==== Entries
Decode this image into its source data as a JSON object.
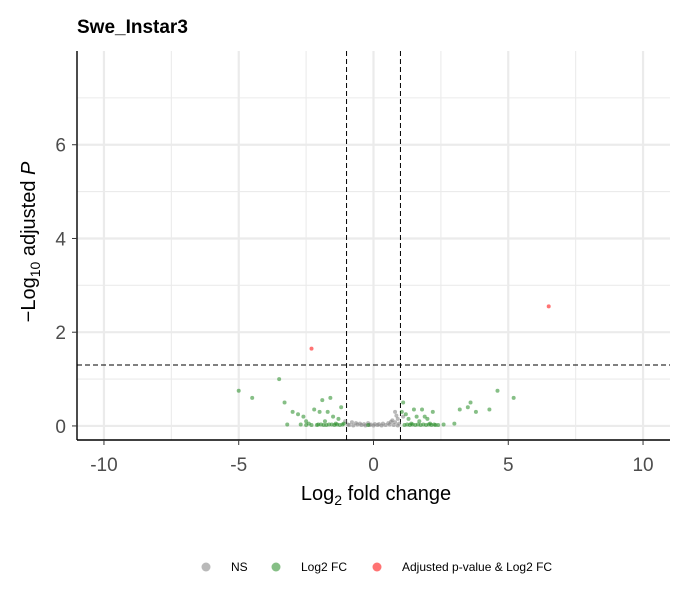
{
  "chart_data": {
    "type": "scatter",
    "title": "Swe_Instar3",
    "xlabel_parts": [
      "Log",
      "2",
      " fold change"
    ],
    "ylabel_parts": [
      "−Log",
      "10",
      " adjusted ",
      "P"
    ],
    "xlim": [
      -11,
      11
    ],
    "ylim": [
      -0.3,
      8.0
    ],
    "x_ticks": [
      -10,
      -5,
      0,
      5,
      10
    ],
    "x_tick_labels": [
      "-10",
      "-5",
      "0",
      "5",
      "10"
    ],
    "y_ticks": [
      0,
      2,
      4,
      6
    ],
    "y_tick_labels": [
      "0",
      "2",
      "4",
      "6"
    ],
    "grid": true,
    "fc_cutoff": 1,
    "p_cutoff_line": 1.3,
    "legend_position": "bottom",
    "series": [
      {
        "name": "NS",
        "color": "#808080",
        "points": [
          [
            -0.9,
            0.02
          ],
          [
            -0.75,
            0.01
          ],
          [
            -0.6,
            0.03
          ],
          [
            -0.45,
            0.02
          ],
          [
            -0.3,
            0.01
          ],
          [
            -0.15,
            0.02
          ],
          [
            0.0,
            0.01
          ],
          [
            0.15,
            0.02
          ],
          [
            0.3,
            0.01
          ],
          [
            0.45,
            0.02
          ],
          [
            0.6,
            0.03
          ],
          [
            0.75,
            0.02
          ],
          [
            0.9,
            0.01
          ],
          [
            -0.5,
            0.05
          ],
          [
            0.2,
            0.04
          ],
          [
            -0.2,
            0.06
          ],
          [
            0.8,
            0.3
          ],
          [
            0.85,
            0.22
          ],
          [
            0.9,
            0.15
          ],
          [
            0.7,
            0.12
          ],
          [
            -0.8,
            0.08
          ],
          [
            -0.35,
            0.04
          ],
          [
            0.55,
            0.06
          ],
          [
            0.35,
            0.05
          ],
          [
            -0.65,
            0.06
          ],
          [
            0.65,
            0.09
          ],
          [
            -0.95,
            0.03
          ],
          [
            0.95,
            0.05
          ],
          [
            -1.05,
            0.1
          ],
          [
            1.1,
            0.2
          ],
          [
            0.8,
            0.08
          ],
          [
            -0.1,
            0.03
          ],
          [
            0.05,
            0.04
          ]
        ]
      },
      {
        "name": "Log2 FC",
        "color": "#228B22",
        "points": [
          [
            -5.0,
            0.75
          ],
          [
            -4.5,
            0.6
          ],
          [
            -3.5,
            1.0
          ],
          [
            -3.3,
            0.5
          ],
          [
            -3.0,
            0.3
          ],
          [
            -2.8,
            0.25
          ],
          [
            -2.6,
            0.2
          ],
          [
            -2.5,
            0.1
          ],
          [
            -2.4,
            0.05
          ],
          [
            -2.2,
            0.35
          ],
          [
            -2.0,
            0.3
          ],
          [
            -1.9,
            0.55
          ],
          [
            -1.8,
            0.1
          ],
          [
            -1.7,
            0.3
          ],
          [
            -1.6,
            0.6
          ],
          [
            -1.5,
            0.2
          ],
          [
            -1.4,
            0.05
          ],
          [
            -1.3,
            0.15
          ],
          [
            -1.2,
            0.4
          ],
          [
            -1.1,
            0.05
          ],
          [
            -2.3,
            0.02
          ],
          [
            -2.1,
            0.02
          ],
          [
            -1.95,
            0.03
          ],
          [
            -1.75,
            0.02
          ],
          [
            -1.55,
            0.03
          ],
          [
            -1.45,
            0.02
          ],
          [
            -1.35,
            0.03
          ],
          [
            -1.25,
            0.02
          ],
          [
            -1.15,
            0.03
          ],
          [
            -1.65,
            0.03
          ],
          [
            -1.85,
            0.02
          ],
          [
            -2.05,
            0.03
          ],
          [
            -2.5,
            0.02
          ],
          [
            -2.7,
            0.03
          ],
          [
            -3.2,
            0.03
          ],
          [
            -0.2,
            0.02
          ],
          [
            1.05,
            0.3
          ],
          [
            1.1,
            0.5
          ],
          [
            1.2,
            0.25
          ],
          [
            1.3,
            0.15
          ],
          [
            1.4,
            0.05
          ],
          [
            1.5,
            0.35
          ],
          [
            1.6,
            0.2
          ],
          [
            1.7,
            0.1
          ],
          [
            1.8,
            0.35
          ],
          [
            1.9,
            0.2
          ],
          [
            2.0,
            0.15
          ],
          [
            2.1,
            0.05
          ],
          [
            2.2,
            0.3
          ],
          [
            2.3,
            0.02
          ],
          [
            1.15,
            0.02
          ],
          [
            1.25,
            0.03
          ],
          [
            1.35,
            0.02
          ],
          [
            1.45,
            0.03
          ],
          [
            1.55,
            0.02
          ],
          [
            1.65,
            0.03
          ],
          [
            1.75,
            0.02
          ],
          [
            1.85,
            0.03
          ],
          [
            1.95,
            0.02
          ],
          [
            2.05,
            0.03
          ],
          [
            2.15,
            0.02
          ],
          [
            2.25,
            0.03
          ],
          [
            2.4,
            0.02
          ],
          [
            2.6,
            0.03
          ],
          [
            3.2,
            0.35
          ],
          [
            3.5,
            0.4
          ],
          [
            3.8,
            0.3
          ],
          [
            4.3,
            0.35
          ],
          [
            4.6,
            0.75
          ],
          [
            5.2,
            0.6
          ],
          [
            3.0,
            0.05
          ],
          [
            3.6,
            0.5
          ]
        ]
      },
      {
        "name": "Adjusted p-value & Log2 FC",
        "color": "#FF0000",
        "points": [
          [
            -2.3,
            1.65
          ],
          [
            6.5,
            2.55
          ]
        ]
      }
    ]
  }
}
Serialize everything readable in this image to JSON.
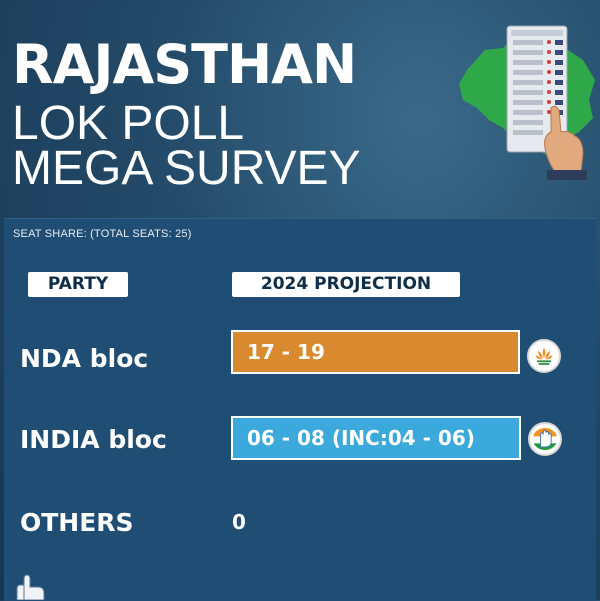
{
  "header": {
    "title_line1": "RAJASTHAN",
    "title_line2": "LOK POLL",
    "title_line3": "MEGA SURVEY"
  },
  "panel": {
    "subtitle": "SEAT SHARE: (TOTAL SEATS: 25)",
    "column_party": "PARTY",
    "column_projection": "2024 PROJECTION",
    "rows": [
      {
        "party": "NDA bloc",
        "projection": "17 - 19",
        "color": "#d98a2f",
        "logo": "bjp-lotus-icon"
      },
      {
        "party": "INDIA bloc",
        "projection": "06 - 08 (INC:04 - 06)",
        "color": "#3ba9dc",
        "logo": "congress-hand-icon"
      },
      {
        "party": "OTHERS",
        "projection": "0"
      }
    ]
  },
  "colors": {
    "background": "#234a68",
    "panel": "#1f4d73",
    "map_green": "#2fa84a"
  }
}
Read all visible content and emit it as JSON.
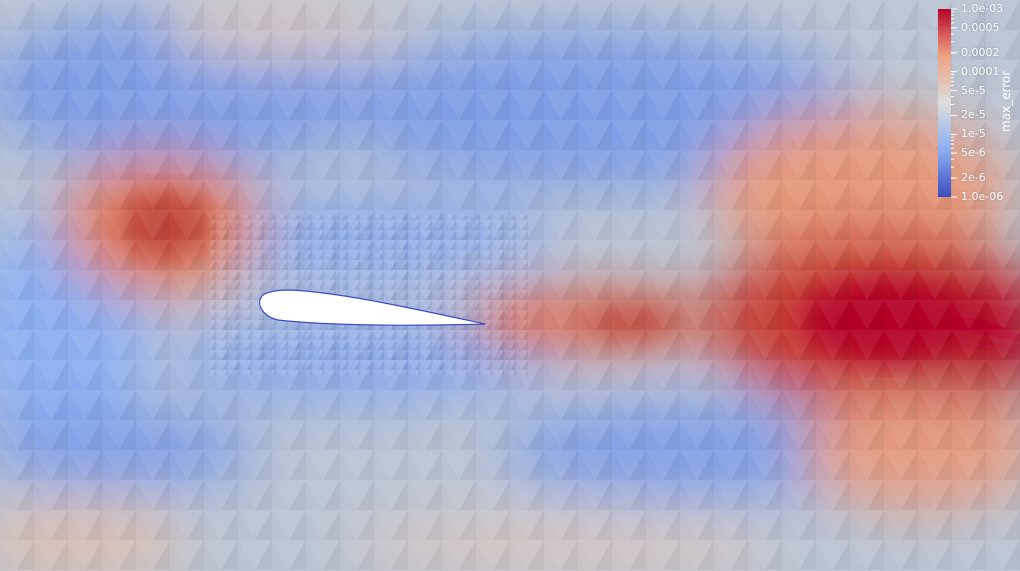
{
  "scene": {
    "background_color": "#b9c3d3",
    "airfoil_color": "#ffffff",
    "colormap": [
      "#3b4cc0",
      "#8caff2",
      "#dddddd",
      "#f0a383",
      "#b40426"
    ]
  },
  "colorbar": {
    "title": "max_error",
    "scale": "log",
    "range": [
      1e-06,
      0.001
    ],
    "tick_labels": [
      "1.0e-03",
      "0.0005",
      "0.0002",
      "0.0001",
      "5e-5",
      "2e-5",
      "1e-5",
      "5e-6",
      "2e-6",
      "1.0e-06"
    ],
    "tick_values": [
      0.001,
      0.0005,
      0.0002,
      0.0001,
      5e-05,
      2e-05,
      1e-05,
      5e-06,
      2e-06,
      1e-06
    ]
  }
}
========
# Work to do
Repeat exactly the lines from the one holding "Read all visible content and emit it as JSON." through the last line of the entries, both included; the pictures do not belong in the copy.

# The output
Read all visible content and emit it as JSON.
{
  "scene": {
    "background_color": "#b9c3d3",
    "airfoil_color": "#ffffff",
    "colormap": [
      "#3b4cc0",
      "#8caff2",
      "#dddddd",
      "#f0a383",
      "#b40426"
    ]
  },
  "colorbar": {
    "title": "max_error",
    "scale": "log",
    "range": [
      1e-06,
      0.001
    ],
    "tick_labels": [
      "1.0e-03",
      "0.0005",
      "0.0002",
      "0.0001",
      "5e-5",
      "2e-5",
      "1e-5",
      "5e-6",
      "2e-6",
      "1.0e-06"
    ],
    "tick_values": [
      0.001,
      0.0005,
      0.0002,
      0.0001,
      5e-05,
      2e-05,
      1e-05,
      5e-06,
      2e-06,
      1e-06
    ]
  }
}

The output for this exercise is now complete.